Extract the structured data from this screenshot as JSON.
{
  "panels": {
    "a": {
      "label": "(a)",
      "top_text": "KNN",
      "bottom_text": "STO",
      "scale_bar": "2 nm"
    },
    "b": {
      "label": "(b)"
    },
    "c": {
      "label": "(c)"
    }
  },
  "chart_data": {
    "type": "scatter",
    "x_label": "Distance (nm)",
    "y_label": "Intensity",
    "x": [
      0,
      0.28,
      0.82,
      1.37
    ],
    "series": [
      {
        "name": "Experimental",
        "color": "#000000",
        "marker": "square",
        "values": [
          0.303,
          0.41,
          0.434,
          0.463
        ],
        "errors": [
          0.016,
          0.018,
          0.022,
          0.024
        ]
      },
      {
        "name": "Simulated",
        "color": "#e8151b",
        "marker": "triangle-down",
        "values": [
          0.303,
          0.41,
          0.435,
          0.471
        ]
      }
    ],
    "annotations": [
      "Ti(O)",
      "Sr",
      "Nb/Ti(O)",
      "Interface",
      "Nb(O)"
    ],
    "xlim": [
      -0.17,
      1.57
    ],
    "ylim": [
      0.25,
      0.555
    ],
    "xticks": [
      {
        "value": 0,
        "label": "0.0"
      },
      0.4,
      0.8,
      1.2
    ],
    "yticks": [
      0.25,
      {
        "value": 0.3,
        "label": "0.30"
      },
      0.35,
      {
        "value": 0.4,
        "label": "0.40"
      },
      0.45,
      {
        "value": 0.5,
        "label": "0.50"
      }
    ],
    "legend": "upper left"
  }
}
..........
### [PROBLEM REQUIREMENTS]
Return all of the entries exactly as they were supplied.

### [THE ANSWER]
Extract the structured data from this screenshot as JSON.
{
  "panels": {
    "a": {
      "label": "(a)",
      "top_text": "KNN",
      "bottom_text": "STO",
      "scale_bar": "2 nm"
    },
    "b": {
      "label": "(b)"
    },
    "c": {
      "label": "(c)"
    }
  },
  "chart_data": {
    "type": "scatter",
    "x_label": "Distance (nm)",
    "y_label": "Intensity",
    "x": [
      0,
      0.28,
      0.82,
      1.37
    ],
    "series": [
      {
        "name": "Experimental",
        "color": "#000000",
        "marker": "square",
        "values": [
          0.303,
          0.41,
          0.434,
          0.463
        ],
        "errors": [
          0.016,
          0.018,
          0.022,
          0.024
        ]
      },
      {
        "name": "Simulated",
        "color": "#e8151b",
        "marker": "triangle-down",
        "values": [
          0.303,
          0.41,
          0.435,
          0.471
        ]
      }
    ],
    "annotations": [
      "Ti(O)",
      "Sr",
      "Nb/Ti(O)",
      "Interface",
      "Nb(O)"
    ],
    "xlim": [
      -0.17,
      1.57
    ],
    "ylim": [
      0.25,
      0.555
    ],
    "xticks": [
      {
        "value": 0,
        "label": "0.0"
      },
      0.4,
      0.8,
      1.2
    ],
    "yticks": [
      0.25,
      {
        "value": 0.3,
        "label": "0.30"
      },
      0.35,
      {
        "value": 0.4,
        "label": "0.40"
      },
      0.45,
      {
        "value": 0.5,
        "label": "0.50"
      }
    ],
    "legend": "upper left"
  }
}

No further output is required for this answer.